AIM: Your answer should be a single number: the count of lines that include the word "selection".

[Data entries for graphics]
______________________________

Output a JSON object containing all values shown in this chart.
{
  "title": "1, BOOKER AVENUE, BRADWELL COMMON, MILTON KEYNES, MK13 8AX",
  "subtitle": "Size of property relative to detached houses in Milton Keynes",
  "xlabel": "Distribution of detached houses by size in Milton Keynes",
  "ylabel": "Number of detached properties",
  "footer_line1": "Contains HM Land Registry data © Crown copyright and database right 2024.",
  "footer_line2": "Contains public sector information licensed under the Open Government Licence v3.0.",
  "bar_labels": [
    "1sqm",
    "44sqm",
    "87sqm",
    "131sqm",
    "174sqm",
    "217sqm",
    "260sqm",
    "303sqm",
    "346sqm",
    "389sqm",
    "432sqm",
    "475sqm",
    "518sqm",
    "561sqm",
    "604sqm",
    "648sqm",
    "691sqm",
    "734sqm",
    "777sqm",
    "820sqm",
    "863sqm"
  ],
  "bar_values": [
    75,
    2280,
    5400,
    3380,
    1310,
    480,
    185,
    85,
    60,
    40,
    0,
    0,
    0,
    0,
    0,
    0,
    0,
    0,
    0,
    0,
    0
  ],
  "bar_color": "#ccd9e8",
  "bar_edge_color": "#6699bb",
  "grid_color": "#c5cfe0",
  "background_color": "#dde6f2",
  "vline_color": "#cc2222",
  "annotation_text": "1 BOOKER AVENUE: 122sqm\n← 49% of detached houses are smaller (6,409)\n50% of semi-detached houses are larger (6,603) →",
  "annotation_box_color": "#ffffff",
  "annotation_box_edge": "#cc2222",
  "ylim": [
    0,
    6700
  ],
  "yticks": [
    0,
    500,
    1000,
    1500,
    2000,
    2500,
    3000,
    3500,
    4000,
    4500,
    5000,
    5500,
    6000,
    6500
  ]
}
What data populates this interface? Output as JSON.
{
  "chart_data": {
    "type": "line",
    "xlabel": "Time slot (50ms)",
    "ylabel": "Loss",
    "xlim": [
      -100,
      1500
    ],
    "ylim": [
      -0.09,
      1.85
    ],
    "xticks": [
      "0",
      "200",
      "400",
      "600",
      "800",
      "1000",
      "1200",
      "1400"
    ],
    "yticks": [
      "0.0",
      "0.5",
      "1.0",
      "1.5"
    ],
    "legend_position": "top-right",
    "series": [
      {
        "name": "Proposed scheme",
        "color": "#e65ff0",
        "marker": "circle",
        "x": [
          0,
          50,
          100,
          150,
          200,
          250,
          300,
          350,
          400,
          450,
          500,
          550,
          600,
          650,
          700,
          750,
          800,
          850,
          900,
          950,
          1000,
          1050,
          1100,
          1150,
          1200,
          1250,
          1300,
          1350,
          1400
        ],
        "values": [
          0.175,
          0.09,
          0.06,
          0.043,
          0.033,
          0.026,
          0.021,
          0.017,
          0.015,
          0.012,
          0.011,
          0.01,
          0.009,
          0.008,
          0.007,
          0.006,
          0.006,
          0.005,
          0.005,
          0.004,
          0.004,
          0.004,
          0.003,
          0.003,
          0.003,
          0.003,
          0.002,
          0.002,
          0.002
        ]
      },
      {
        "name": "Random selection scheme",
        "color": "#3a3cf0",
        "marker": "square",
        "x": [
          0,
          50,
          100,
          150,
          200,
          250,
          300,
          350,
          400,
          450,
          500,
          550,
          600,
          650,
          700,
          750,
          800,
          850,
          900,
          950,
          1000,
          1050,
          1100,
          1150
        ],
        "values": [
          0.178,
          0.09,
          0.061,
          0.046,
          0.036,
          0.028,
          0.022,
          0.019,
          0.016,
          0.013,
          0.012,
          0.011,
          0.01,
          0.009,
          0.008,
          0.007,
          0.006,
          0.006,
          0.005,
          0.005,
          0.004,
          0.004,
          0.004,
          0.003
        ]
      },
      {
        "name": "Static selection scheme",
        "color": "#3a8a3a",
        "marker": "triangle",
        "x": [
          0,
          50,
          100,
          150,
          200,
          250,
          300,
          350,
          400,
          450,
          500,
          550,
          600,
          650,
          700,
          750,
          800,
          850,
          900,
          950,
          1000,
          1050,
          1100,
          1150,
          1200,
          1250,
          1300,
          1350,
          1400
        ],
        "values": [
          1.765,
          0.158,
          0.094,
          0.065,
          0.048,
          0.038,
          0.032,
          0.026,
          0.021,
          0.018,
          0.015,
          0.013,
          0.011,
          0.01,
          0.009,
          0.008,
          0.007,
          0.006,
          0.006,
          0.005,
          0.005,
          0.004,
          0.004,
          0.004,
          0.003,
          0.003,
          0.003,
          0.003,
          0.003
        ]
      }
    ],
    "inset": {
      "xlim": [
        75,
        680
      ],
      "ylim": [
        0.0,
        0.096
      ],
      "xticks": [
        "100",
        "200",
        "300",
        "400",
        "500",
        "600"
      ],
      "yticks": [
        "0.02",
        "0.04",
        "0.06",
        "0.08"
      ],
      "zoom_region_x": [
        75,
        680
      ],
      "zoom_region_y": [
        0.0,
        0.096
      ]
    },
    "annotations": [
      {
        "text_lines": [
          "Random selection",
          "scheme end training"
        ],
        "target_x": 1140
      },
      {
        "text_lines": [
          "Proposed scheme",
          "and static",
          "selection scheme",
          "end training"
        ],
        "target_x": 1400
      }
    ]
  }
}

______________________________

OUTPUT FOR THIS TASK: 4